--- Begin ---

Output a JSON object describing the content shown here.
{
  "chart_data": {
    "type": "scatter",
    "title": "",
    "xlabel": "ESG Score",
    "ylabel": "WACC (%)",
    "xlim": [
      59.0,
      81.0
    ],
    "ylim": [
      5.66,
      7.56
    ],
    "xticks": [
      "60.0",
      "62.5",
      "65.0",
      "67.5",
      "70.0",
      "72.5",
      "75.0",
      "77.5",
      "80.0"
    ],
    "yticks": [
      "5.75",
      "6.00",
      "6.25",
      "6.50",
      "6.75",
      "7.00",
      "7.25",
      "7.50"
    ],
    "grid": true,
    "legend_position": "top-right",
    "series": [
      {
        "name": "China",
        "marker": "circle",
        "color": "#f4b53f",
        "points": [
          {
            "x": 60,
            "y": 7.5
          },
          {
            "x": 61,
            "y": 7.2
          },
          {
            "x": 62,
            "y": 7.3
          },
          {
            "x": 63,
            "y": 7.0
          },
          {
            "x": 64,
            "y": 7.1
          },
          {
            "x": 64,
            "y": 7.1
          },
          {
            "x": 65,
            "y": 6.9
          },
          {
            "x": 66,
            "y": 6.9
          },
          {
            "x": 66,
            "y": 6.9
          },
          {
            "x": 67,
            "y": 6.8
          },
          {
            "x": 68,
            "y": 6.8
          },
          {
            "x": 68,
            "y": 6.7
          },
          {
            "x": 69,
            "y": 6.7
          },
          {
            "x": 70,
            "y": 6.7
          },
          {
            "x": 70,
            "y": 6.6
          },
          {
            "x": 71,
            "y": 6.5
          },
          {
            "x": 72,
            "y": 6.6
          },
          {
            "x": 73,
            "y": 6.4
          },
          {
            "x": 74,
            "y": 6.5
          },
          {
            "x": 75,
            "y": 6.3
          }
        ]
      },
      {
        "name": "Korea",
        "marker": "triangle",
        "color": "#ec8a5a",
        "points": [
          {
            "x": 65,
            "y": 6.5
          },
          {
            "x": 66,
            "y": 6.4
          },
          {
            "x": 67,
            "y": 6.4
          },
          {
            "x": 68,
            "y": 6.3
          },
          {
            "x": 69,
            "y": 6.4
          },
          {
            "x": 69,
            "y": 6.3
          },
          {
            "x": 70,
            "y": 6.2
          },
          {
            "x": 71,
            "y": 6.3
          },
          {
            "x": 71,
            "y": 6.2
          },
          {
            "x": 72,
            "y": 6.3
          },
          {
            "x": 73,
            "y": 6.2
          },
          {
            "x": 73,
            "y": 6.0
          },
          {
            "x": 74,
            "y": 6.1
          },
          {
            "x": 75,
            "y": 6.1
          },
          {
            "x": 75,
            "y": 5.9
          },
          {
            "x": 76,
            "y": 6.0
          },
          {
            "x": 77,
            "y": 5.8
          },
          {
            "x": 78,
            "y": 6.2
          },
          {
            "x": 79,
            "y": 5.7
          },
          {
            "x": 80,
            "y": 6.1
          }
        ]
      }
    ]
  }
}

--- End ---
--- Begin ---

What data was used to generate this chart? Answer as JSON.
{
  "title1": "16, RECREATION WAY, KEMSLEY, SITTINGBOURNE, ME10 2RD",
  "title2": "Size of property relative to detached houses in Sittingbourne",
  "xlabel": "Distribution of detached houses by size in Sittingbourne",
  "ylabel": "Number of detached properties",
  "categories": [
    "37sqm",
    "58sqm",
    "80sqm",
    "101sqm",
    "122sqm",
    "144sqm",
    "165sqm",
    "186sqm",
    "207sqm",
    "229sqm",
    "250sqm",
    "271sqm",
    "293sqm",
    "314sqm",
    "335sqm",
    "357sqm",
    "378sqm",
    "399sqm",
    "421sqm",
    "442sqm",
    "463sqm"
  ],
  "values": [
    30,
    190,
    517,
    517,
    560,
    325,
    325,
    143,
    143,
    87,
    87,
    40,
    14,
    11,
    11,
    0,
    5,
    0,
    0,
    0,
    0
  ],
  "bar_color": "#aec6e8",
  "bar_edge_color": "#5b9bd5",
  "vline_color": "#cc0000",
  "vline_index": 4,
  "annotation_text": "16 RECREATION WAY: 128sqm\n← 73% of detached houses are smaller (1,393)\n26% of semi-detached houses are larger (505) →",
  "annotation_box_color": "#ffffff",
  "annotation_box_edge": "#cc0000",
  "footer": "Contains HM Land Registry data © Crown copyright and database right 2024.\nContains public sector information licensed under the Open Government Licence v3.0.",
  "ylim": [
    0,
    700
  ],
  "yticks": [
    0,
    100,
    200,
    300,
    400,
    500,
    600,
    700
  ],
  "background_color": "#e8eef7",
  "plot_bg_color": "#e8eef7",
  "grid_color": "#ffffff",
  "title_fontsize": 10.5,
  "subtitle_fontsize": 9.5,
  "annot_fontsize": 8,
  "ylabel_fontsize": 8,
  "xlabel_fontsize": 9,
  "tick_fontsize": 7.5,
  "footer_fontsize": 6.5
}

--- End ---

#### [Do this]
Looking at the entries above, how many lines contain the word "RECREATION"? Answer with the number alone.

#### [Output]
2